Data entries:

>> Start

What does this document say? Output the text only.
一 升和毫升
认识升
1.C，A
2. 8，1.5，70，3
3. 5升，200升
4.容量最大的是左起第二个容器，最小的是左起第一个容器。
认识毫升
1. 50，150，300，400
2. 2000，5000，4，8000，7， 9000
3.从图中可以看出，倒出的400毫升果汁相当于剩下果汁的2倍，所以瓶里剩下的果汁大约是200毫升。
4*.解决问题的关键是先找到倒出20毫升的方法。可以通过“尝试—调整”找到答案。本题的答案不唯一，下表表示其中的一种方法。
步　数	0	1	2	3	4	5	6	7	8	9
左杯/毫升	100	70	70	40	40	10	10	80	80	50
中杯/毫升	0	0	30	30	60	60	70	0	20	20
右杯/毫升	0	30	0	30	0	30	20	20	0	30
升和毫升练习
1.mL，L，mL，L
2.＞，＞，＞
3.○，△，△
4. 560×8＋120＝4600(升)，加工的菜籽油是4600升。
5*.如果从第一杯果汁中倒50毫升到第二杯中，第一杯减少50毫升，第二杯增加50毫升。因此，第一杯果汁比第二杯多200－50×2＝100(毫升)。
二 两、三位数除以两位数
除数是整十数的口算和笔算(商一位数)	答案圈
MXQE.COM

>> End

Your task is to repeat each line of the material exactly.

What does this document say? Output the text only.
一 升和毫升
认识升
1.C，A
2. 8，1.5，70，3
3. 5升，200升
4.容量最大的是左起第二个容器，最小的是左起第一个容器。
认识毫升
1. 50，150，300，400
2. 2000，5000，4，8000，7， 9000
3.从图中可以看出，倒出的400毫升果汁相当于剩下果汁的2倍，所以瓶里剩下的果汁大约是200毫升。
4*.解决问题的关键是先找到倒出20毫升的方法。可以通过“尝试—调整”找到答案。本题的答案不唯一，下表表示其中的一种方法。
步　数	0	1	2	3	4	5	6	7	8	9
左杯/毫升	100	70	70	40	40	10	10	80	80	50
中杯/毫升	0	0	30	30	60	60	70	0	20	20
右杯/毫升	0	30	0	30	0	30	20	20	0	30
升和毫升练习
1.mL，L，mL，L
2.＞，＞，＞
3.○，△，△
4. 560×8＋120＝4600(升)，加工的菜籽油是4600升。
5*.如果从第一杯果汁中倒50毫升到第二杯中，第一杯减少50毫升，第二杯增加50毫升。因此，第一杯果汁比第二杯多200－50×2＝100(毫升)。
二 两、三位数除以两位数
除数是整十数的口算和笔算(商一位数)	答案圈
MXQE.COM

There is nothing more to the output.